Requirement: Pick out each line of the records in which the word "from" appears.

Supplied information:
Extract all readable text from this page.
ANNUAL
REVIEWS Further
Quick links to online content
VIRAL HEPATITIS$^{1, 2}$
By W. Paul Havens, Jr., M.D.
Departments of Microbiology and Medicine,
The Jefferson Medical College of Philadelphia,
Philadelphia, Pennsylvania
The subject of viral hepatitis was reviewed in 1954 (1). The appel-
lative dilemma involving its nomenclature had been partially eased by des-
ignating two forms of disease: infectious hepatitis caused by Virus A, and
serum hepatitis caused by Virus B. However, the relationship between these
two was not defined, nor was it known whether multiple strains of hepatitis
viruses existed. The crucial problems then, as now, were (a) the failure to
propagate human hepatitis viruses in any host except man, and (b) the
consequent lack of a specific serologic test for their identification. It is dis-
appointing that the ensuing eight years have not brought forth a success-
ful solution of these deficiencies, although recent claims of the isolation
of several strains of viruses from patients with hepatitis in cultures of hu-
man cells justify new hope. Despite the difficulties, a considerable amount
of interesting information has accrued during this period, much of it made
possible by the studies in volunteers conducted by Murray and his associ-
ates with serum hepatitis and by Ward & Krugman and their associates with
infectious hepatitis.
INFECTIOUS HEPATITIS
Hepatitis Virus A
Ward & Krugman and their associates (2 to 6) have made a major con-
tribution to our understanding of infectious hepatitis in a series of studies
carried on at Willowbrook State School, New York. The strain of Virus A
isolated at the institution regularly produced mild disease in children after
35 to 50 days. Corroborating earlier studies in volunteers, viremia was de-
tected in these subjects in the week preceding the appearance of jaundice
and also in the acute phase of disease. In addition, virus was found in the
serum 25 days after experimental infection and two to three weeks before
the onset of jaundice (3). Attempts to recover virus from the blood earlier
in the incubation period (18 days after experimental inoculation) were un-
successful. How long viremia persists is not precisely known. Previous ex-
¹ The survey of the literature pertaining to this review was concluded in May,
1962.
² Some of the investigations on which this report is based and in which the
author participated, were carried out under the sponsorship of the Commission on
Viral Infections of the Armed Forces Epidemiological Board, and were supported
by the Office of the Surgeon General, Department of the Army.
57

Exercise output:
Extract all readable text from this page.
of several strains of viruses from patients with hepatitis in cultures of hu-
the onset of jaundice (3). Attempts to recover virus from the blood earlier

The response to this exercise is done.